'''

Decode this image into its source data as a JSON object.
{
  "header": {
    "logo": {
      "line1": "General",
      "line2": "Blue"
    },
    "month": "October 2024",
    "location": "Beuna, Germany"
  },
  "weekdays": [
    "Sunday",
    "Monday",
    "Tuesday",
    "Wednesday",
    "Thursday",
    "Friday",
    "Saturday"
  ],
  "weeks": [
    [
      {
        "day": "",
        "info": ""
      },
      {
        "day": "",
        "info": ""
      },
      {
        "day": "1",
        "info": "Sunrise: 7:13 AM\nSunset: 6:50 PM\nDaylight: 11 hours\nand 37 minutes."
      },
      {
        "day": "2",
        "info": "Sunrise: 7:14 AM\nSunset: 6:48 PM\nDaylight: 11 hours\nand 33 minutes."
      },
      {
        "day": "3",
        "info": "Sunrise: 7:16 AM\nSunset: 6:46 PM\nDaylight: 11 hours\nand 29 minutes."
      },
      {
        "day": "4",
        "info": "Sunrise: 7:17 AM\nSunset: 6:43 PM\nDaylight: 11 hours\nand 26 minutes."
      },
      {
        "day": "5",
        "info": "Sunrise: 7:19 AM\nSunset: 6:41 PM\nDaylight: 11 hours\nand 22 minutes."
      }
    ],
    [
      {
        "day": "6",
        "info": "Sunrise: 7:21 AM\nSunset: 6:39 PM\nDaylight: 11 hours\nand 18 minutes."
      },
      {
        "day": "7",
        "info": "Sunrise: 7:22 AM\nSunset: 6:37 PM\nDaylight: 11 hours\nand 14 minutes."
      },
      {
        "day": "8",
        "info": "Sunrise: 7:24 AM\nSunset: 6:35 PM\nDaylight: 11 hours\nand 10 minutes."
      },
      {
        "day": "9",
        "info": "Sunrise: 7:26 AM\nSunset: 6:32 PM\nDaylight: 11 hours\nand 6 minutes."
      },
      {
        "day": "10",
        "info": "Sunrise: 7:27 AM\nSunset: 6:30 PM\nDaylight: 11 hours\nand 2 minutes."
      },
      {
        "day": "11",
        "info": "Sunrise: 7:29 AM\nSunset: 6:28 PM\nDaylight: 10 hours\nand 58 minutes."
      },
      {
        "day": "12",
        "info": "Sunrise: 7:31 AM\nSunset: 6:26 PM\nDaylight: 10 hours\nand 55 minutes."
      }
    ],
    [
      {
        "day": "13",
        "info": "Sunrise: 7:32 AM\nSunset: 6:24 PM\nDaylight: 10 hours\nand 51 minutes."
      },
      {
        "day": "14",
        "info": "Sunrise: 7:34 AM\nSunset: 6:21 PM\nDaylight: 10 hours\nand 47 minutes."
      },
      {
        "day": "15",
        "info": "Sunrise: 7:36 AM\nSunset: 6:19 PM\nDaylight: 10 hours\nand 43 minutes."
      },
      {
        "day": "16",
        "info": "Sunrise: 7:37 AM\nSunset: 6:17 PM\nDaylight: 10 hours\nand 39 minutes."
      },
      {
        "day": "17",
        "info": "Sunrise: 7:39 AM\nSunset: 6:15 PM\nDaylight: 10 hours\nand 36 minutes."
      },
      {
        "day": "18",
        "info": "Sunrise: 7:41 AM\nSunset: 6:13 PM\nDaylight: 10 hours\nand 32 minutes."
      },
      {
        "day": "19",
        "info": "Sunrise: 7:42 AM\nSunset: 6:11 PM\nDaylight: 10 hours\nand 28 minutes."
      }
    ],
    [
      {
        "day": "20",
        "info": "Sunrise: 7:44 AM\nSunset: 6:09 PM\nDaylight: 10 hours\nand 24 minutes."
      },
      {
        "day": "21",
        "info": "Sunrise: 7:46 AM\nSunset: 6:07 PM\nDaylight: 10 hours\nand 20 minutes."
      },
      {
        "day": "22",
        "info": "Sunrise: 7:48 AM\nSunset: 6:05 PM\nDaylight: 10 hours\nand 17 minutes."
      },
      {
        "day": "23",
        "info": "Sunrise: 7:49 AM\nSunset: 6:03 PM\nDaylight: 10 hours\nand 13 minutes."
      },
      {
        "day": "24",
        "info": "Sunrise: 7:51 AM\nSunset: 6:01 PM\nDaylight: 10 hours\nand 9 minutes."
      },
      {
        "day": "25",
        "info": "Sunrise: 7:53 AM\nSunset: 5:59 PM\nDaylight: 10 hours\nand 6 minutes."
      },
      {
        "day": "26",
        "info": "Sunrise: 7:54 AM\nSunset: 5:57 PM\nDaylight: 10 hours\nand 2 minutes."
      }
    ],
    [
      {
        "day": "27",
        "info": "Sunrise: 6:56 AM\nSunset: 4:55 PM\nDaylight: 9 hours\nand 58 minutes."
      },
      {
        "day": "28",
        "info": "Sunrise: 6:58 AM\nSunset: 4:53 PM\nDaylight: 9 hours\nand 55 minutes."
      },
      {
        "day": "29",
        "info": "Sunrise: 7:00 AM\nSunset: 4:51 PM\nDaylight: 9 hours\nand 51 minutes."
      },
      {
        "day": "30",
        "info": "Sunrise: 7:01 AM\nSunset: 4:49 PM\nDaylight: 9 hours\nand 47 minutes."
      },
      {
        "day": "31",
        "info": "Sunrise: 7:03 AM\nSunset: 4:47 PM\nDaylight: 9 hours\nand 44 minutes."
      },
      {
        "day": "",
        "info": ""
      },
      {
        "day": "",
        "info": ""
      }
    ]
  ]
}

'''

Extract the data in full. Keep it word for word.

Decode this image into its source data as a JSON object.
{
  "header": {
    "logo": {
      "line1": "General",
      "line2": "Blue"
    },
    "month": "October 2024",
    "location": "Beuna, Germany"
  },
  "weekdays": [
    "Sunday",
    "Monday",
    "Tuesday",
    "Wednesday",
    "Thursday",
    "Friday",
    "Saturday"
  ],
  "weeks": [
    [
      {
        "day": "",
        "info": ""
      },
      {
        "day": "",
        "info": ""
      },
      {
        "day": "1",
        "info": "Sunrise: 7:13 AM\nSunset: 6:50 PM\nDaylight: 11 hours\nand 37 minutes."
      },
      {
        "day": "2",
        "info": "Sunrise: 7:14 AM\nSunset: 6:48 PM\nDaylight: 11 hours\nand 33 minutes."
      },
      {
        "day": "3",
        "info": "Sunrise: 7:16 AM\nSunset: 6:46 PM\nDaylight: 11 hours\nand 29 minutes."
      },
      {
        "day": "4",
        "info": "Sunrise: 7:17 AM\nSunset: 6:43 PM\nDaylight: 11 hours\nand 26 minutes."
      },
      {
        "day": "5",
        "info": "Sunrise: 7:19 AM\nSunset: 6:41 PM\nDaylight: 11 hours\nand 22 minutes."
      }
    ],
    [
      {
        "day": "6",
        "info": "Sunrise: 7:21 AM\nSunset: 6:39 PM\nDaylight: 11 hours\nand 18 minutes."
      },
      {
        "day": "7",
        "info": "Sunrise: 7:22 AM\nSunset: 6:37 PM\nDaylight: 11 hours\nand 14 minutes."
      },
      {
        "day": "8",
        "info": "Sunrise: 7:24 AM\nSunset: 6:35 PM\nDaylight: 11 hours\nand 10 minutes."
      },
      {
        "day": "9",
        "info": "Sunrise: 7:26 AM\nSunset: 6:32 PM\nDaylight: 11 hours\nand 6 minutes."
      },
      {
        "day": "10",
        "info": "Sunrise: 7:27 AM\nSunset: 6:30 PM\nDaylight: 11 hours\nand 2 minutes."
      },
      {
        "day": "11",
        "info": "Sunrise: 7:29 AM\nSunset: 6:28 PM\nDaylight: 10 hours\nand 58 minutes."
      },
      {
        "day": "12",
        "info": "Sunrise: 7:31 AM\nSunset: 6:26 PM\nDaylight: 10 hours\nand 55 minutes."
      }
    ],
    [
      {
        "day": "13",
        "info": "Sunrise: 7:32 AM\nSunset: 6:24 PM\nDaylight: 10 hours\nand 51 minutes."
      },
      {
        "day": "14",
        "info": "Sunrise: 7:34 AM\nSunset: 6:21 PM\nDaylight: 10 hours\nand 47 minutes."
      },
      {
        "day": "15",
        "info": "Sunrise: 7:36 AM\nSunset: 6:19 PM\nDaylight: 10 hours\nand 43 minutes."
      },
      {
        "day": "16",
        "info": "Sunrise: 7:37 AM\nSunset: 6:17 PM\nDaylight: 10 hours\nand 39 minutes."
      },
      {
        "day": "17",
        "info": "Sunrise: 7:39 AM\nSunset: 6:15 PM\nDaylight: 10 hours\nand 36 minutes."
      },
      {
        "day": "18",
        "info": "Sunrise: 7:41 AM\nSunset: 6:13 PM\nDaylight: 10 hours\nand 32 minutes."
      },
      {
        "day": "19",
        "info": "Sunrise: 7:42 AM\nSunset: 6:11 PM\nDaylight: 10 hours\nand 28 minutes."
      }
    ],
    [
      {
        "day": "20",
        "info": "Sunrise: 7:44 AM\nSunset: 6:09 PM\nDaylight: 10 hours\nand 24 minutes."
      },
      {
        "day": "21",
        "info": "Sunrise: 7:46 AM\nSunset: 6:07 PM\nDaylight: 10 hours\nand 20 minutes."
      },
      {
        "day": "22",
        "info": "Sunrise: 7:48 AM\nSunset: 6:05 PM\nDaylight: 10 hours\nand 17 minutes."
      },
      {
        "day": "23",
        "info": "Sunrise: 7:49 AM\nSunset: 6:03 PM\nDaylight: 10 hours\nand 13 minutes."
      },
      {
        "day": "24",
        "info": "Sunrise: 7:51 AM\nSunset: 6:01 PM\nDaylight: 10 hours\nand 9 minutes."
      },
      {
        "day": "25",
        "info": "Sunrise: 7:53 AM\nSunset: 5:59 PM\nDaylight: 10 hours\nand 6 minutes."
      },
      {
        "day": "26",
        "info": "Sunrise: 7:54 AM\nSunset: 5:57 PM\nDaylight: 10 hours\nand 2 minutes."
      }
    ],
    [
      {
        "day": "27",
        "info": "Sunrise: 6:56 AM\nSunset: 4:55 PM\nDaylight: 9 hours\nand 58 minutes."
      },
      {
        "day": "28",
        "info": "Sunrise: 6:58 AM\nSunset: 4:53 PM\nDaylight: 9 hours\nand 55 minutes."
      },
      {
        "day": "29",
        "info": "Sunrise: 7:00 AM\nSunset: 4:51 PM\nDaylight: 9 hours\nand 51 minutes."
      },
      {
        "day": "30",
        "info": "Sunrise: 7:01 AM\nSunset: 4:49 PM\nDaylight: 9 hours\nand 47 minutes."
      },
      {
        "day": "31",
        "info": "Sunrise: 7:03 AM\nSunset: 4:47 PM\nDaylight: 9 hours\nand 44 minutes."
      },
      {
        "day": "",
        "info": ""
      },
      {
        "day": "",
        "info": ""
      }
    ]
  ]
}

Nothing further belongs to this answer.